What the task asks: Restate the records that follow word for word; no pictures should appear.

Rows:
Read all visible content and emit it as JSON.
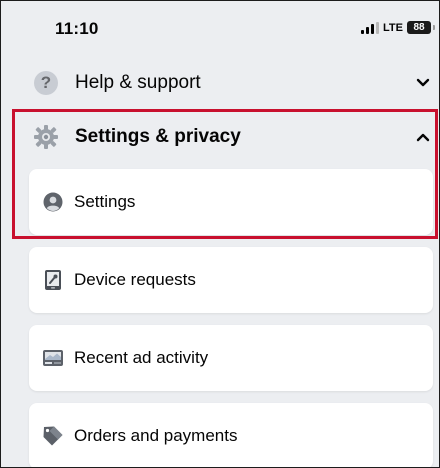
{
  "status_bar": {
    "time": "11:10",
    "network": "LTE",
    "battery": "88"
  },
  "menu": {
    "help": {
      "label": "Help & support",
      "icon": "question-circle-icon",
      "expanded": false
    },
    "settings_privacy": {
      "label": "Settings & privacy",
      "icon": "gear-icon",
      "expanded": true,
      "items": [
        {
          "label": "Settings",
          "icon": "user-circle-icon"
        },
        {
          "label": "Device requests",
          "icon": "phone-key-icon"
        },
        {
          "label": "Recent ad activity",
          "icon": "ad-card-icon"
        },
        {
          "label": "Orders and payments",
          "icon": "payment-tag-icon"
        }
      ]
    }
  },
  "colors": {
    "background": "#eceef1",
    "card": "#ffffff",
    "highlight": "#c8102e",
    "text": "#050505"
  }
}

Written response:
Read all visible content and emit it as JSON.
{
  "status_bar": {
    "time": "11:10",
    "network": "LTE",
    "battery": "88"
  },
  "menu": {
    "help": {
      "label": "Help & support",
      "icon": "question-circle-icon",
      "expanded": false
    },
    "settings_privacy": {
      "label": "Settings & privacy",
      "icon": "gear-icon",
      "expanded": true,
      "items": [
        {
          "label": "Settings",
          "icon": "user-circle-icon"
        },
        {
          "label": "Device requests",
          "icon": "phone-key-icon"
        },
        {
          "label": "Recent ad activity",
          "icon": "ad-card-icon"
        },
        {
          "label": "Orders and payments",
          "icon": "payment-tag-icon"
        }
      ]
    }
  },
  "colors": {
    "background": "#eceef1",
    "card": "#ffffff",
    "highlight": "#c8102e",
    "text": "#050505"
  }
}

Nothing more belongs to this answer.